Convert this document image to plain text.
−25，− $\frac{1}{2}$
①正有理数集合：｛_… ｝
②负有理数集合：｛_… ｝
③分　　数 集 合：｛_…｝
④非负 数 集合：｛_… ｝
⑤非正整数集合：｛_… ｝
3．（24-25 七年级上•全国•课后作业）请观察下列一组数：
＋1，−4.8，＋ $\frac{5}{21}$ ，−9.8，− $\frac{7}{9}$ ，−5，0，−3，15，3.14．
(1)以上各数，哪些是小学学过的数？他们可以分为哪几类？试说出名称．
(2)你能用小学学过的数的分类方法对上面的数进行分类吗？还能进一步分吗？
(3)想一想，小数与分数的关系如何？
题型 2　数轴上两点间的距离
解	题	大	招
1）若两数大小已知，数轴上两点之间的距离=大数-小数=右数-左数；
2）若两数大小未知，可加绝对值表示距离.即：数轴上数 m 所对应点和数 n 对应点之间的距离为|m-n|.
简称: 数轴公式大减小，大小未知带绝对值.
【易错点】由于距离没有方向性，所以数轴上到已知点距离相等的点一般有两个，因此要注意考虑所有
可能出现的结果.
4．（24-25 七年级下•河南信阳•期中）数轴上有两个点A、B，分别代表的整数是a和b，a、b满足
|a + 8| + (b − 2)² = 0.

☆ ☆ ☆ ☆ ☆

EXERCISE REQUIREMENTS:
Output each record precisely as given.

SOLUTION BELOW:
Convert this document image to plain text.
−25，− $\frac{1}{2}$
①正有理数集合：｛_… ｝
②负有理数集合：｛_… ｝
③分　　数 集 合：｛_…｝
④非负 数 集合：｛_… ｝
⑤非正整数集合：｛_… ｝
3．（24-25 七年级上•全国•课后作业）请观察下列一组数：
＋1，−4.8，＋ $\frac{5}{21}$ ，−9.8，− $\frac{7}{9}$ ，−5，0，−3，15，3.14．
(1)以上各数，哪些是小学学过的数？他们可以分为哪几类？试说出名称．
(2)你能用小学学过的数的分类方法对上面的数进行分类吗？还能进一步分吗？
(3)想一想，小数与分数的关系如何？
题型 2　数轴上两点间的距离
解	题	大	招
1）若两数大小已知，数轴上两点之间的距离=大数-小数=右数-左数；
2）若两数大小未知，可加绝对值表示距离.即：数轴上数 m 所对应点和数 n 对应点之间的距离为|m-n|.
简称: 数轴公式大减小，大小未知带绝对值.
【易错点】由于距离没有方向性，所以数轴上到已知点距离相等的点一般有两个，因此要注意考虑所有
可能出现的结果.
4．（24-25 七年级下•河南信阳•期中）数轴上有两个点A、B，分别代表的整数是a和b，a、b满足
|a + 8| + (b − 2)² = 0.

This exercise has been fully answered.